| Direction |
Among the entries below, count the lines where the string "Output" occurs, and give only the number.

###

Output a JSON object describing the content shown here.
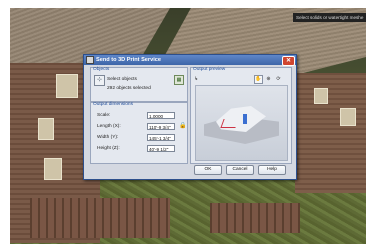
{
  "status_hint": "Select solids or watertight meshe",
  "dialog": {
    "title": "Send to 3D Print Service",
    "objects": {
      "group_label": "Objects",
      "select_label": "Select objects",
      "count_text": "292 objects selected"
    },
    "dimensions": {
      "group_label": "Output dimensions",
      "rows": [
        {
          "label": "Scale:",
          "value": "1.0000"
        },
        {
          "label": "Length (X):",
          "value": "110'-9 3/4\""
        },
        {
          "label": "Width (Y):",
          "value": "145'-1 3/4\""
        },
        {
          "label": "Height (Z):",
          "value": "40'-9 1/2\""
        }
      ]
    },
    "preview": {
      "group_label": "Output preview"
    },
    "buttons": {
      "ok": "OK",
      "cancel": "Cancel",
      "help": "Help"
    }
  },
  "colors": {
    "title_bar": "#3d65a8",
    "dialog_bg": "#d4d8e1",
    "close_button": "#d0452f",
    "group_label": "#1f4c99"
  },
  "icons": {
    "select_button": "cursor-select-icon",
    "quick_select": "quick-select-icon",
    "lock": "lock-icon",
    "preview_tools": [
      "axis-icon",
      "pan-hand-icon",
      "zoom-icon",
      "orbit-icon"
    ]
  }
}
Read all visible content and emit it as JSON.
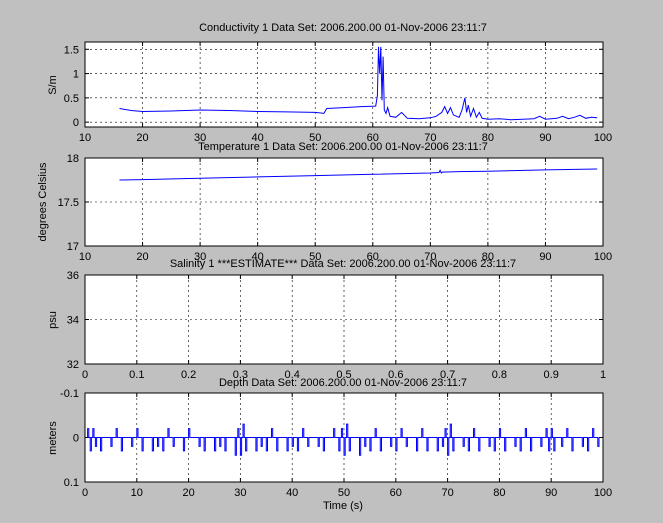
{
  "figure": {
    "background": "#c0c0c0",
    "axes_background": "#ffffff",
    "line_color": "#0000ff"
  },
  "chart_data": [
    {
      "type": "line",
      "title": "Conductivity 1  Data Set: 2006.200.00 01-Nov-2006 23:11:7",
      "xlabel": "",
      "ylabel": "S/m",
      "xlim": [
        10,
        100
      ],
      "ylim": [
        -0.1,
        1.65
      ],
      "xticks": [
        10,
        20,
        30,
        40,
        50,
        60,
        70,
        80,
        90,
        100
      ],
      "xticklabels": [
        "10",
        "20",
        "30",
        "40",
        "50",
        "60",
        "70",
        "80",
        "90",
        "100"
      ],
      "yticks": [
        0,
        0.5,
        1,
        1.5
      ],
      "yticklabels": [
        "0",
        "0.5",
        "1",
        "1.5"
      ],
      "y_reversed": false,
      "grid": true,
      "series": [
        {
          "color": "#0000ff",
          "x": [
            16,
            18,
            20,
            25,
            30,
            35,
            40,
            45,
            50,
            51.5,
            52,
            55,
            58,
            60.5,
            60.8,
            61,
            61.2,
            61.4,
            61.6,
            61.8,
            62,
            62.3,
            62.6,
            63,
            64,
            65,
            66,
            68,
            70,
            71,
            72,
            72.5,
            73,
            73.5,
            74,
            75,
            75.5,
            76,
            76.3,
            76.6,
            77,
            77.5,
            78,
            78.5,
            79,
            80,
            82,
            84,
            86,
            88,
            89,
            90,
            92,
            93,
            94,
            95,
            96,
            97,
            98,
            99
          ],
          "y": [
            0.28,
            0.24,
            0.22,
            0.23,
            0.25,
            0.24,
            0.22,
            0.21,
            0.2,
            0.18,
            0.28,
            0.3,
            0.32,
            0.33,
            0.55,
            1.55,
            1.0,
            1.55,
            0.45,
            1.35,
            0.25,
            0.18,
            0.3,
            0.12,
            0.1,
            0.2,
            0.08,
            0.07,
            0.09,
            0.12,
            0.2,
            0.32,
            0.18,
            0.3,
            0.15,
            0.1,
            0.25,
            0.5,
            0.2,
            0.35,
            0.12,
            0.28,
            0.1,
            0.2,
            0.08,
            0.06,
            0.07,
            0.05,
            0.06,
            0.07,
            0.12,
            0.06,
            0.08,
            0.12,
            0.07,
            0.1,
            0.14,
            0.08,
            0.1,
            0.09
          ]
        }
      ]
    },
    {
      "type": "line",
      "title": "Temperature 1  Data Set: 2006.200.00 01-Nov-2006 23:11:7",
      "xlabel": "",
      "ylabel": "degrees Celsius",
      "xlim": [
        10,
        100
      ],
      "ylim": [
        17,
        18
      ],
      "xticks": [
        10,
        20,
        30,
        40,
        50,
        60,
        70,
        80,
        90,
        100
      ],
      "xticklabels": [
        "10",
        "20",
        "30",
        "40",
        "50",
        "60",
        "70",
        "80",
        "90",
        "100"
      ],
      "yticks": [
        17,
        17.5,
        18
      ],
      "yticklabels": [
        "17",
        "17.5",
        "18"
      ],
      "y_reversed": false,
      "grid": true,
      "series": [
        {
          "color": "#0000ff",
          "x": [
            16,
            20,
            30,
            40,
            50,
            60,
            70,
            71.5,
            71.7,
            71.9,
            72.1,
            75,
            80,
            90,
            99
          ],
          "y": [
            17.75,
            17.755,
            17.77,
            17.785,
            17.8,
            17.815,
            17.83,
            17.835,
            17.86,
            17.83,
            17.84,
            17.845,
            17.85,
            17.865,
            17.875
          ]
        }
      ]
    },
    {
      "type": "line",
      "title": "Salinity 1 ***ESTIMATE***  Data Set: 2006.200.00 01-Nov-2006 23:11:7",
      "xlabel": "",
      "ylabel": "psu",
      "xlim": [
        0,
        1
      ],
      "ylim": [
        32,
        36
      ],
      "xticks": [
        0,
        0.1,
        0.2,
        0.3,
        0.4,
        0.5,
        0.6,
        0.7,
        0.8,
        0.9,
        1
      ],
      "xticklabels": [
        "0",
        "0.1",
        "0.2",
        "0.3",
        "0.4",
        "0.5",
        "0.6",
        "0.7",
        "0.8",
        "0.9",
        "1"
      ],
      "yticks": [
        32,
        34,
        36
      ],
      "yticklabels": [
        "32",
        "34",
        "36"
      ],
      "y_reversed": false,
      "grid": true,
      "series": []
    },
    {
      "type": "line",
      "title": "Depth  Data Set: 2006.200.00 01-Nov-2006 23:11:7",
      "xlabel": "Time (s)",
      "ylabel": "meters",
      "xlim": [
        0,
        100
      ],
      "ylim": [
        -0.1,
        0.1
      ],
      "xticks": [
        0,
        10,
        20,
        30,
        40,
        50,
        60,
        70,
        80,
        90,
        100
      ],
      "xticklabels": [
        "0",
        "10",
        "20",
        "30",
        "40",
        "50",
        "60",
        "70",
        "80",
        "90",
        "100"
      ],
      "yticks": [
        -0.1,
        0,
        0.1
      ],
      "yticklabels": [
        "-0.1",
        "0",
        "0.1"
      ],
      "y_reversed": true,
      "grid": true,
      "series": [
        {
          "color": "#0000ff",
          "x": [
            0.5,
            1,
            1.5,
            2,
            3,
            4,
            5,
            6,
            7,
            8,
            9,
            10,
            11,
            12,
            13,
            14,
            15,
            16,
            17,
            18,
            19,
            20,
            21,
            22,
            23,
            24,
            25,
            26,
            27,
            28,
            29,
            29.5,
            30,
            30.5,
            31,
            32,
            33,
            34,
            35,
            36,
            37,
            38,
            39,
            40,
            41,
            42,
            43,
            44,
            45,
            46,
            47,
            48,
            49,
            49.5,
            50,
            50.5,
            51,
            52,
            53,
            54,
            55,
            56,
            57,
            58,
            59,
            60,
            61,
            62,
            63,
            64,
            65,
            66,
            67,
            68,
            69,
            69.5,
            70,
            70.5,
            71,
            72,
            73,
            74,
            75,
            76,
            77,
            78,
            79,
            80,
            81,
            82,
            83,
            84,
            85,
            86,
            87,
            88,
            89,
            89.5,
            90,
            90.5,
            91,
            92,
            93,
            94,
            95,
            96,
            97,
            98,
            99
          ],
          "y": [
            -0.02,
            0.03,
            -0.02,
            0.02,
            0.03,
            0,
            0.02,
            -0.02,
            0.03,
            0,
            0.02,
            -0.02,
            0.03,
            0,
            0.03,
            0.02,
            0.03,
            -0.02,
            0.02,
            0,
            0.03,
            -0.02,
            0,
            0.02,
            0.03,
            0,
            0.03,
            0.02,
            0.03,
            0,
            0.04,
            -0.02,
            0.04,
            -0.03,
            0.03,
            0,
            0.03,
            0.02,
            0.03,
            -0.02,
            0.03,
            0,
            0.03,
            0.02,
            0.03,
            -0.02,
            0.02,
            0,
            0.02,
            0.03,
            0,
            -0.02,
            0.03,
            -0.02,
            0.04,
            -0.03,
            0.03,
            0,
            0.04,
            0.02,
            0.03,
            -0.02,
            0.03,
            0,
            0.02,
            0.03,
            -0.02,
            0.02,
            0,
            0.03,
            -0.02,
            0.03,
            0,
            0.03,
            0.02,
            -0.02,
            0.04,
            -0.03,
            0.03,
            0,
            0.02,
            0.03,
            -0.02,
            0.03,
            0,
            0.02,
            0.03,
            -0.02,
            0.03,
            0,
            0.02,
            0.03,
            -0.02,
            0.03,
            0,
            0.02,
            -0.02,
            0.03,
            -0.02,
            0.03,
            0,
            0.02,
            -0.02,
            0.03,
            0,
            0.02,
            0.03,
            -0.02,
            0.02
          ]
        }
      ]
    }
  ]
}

###

| Result of the exercise |
3